>> BEGIN Supplied material

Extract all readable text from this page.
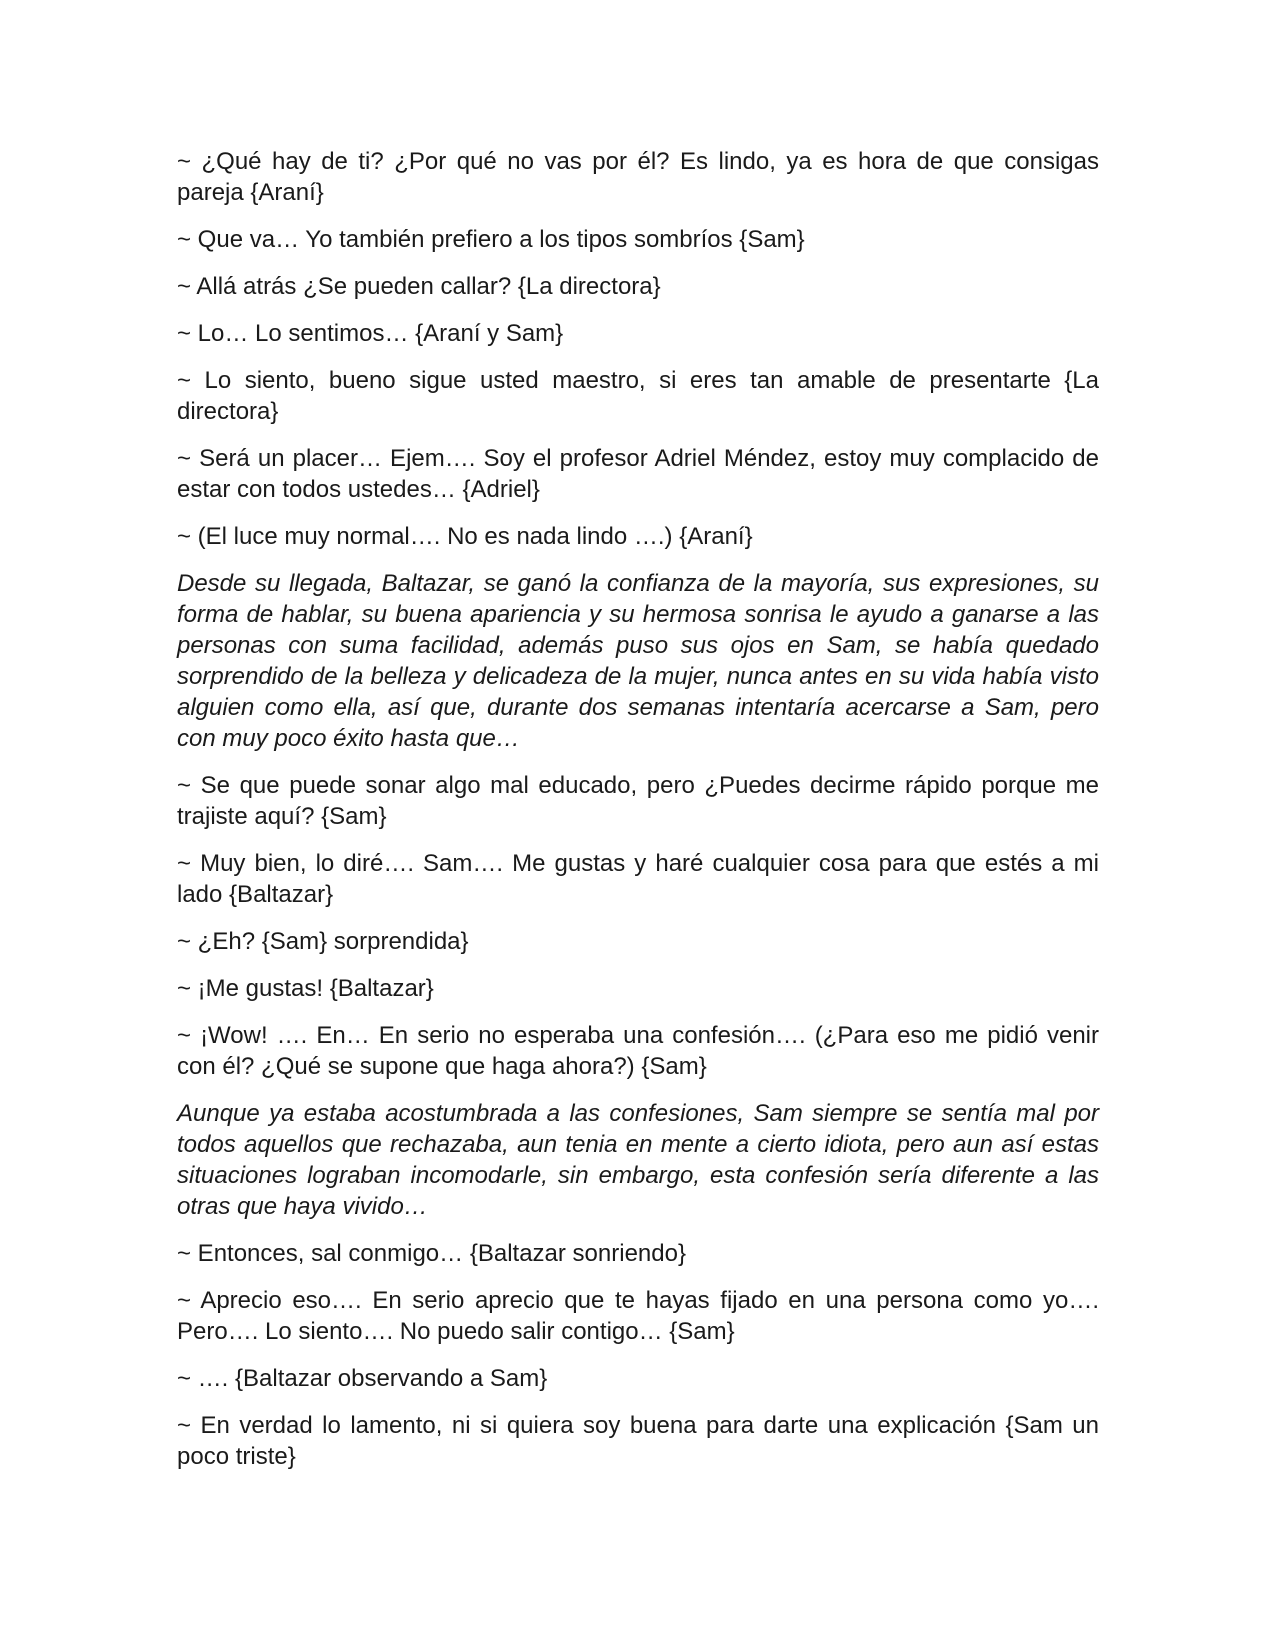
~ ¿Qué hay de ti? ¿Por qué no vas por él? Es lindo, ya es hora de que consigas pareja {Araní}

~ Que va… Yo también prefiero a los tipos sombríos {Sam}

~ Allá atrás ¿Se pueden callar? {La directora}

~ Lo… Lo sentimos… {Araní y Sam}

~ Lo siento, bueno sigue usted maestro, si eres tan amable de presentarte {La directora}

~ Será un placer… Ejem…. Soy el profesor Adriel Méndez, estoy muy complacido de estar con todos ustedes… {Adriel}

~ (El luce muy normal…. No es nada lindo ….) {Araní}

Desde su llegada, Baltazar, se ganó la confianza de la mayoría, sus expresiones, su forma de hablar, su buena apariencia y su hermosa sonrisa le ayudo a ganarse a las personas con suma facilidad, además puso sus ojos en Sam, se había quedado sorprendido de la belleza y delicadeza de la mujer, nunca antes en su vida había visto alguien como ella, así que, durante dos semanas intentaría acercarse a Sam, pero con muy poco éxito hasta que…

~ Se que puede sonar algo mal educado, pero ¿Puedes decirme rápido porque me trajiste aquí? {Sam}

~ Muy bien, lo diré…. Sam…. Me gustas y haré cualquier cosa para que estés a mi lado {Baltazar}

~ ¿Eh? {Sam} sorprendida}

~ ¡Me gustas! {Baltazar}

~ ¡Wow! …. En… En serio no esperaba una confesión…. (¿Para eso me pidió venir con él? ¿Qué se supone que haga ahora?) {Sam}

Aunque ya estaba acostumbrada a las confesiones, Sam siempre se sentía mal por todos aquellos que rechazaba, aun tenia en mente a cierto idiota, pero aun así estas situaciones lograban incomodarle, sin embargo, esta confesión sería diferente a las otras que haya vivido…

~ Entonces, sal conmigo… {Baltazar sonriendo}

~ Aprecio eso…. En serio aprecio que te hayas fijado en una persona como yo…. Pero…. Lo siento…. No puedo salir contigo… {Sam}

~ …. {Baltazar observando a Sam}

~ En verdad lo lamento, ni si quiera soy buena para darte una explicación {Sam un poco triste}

>> END Supplied material

**Written problem**
Of the lines above, copy each that contains "poco".

**Response for this exercise**
Desde su llegada, Baltazar, se ganó la confianza de la mayoría, sus expresiones, su forma de hablar, su buena apariencia y su hermosa sonrisa le ayudo a ganarse a las personas con suma facilidad, además puso sus ojos en Sam, se había quedado sorprendido de la belleza y delicadeza de la mujer, nunca antes en su vida había visto alguien como ella, así que, durante dos semanas intentaría acercarse a Sam, pero con muy poco éxito hasta que…
~ En verdad lo lamento, ni si quiera soy buena para darte una explicación {Sam un poco triste}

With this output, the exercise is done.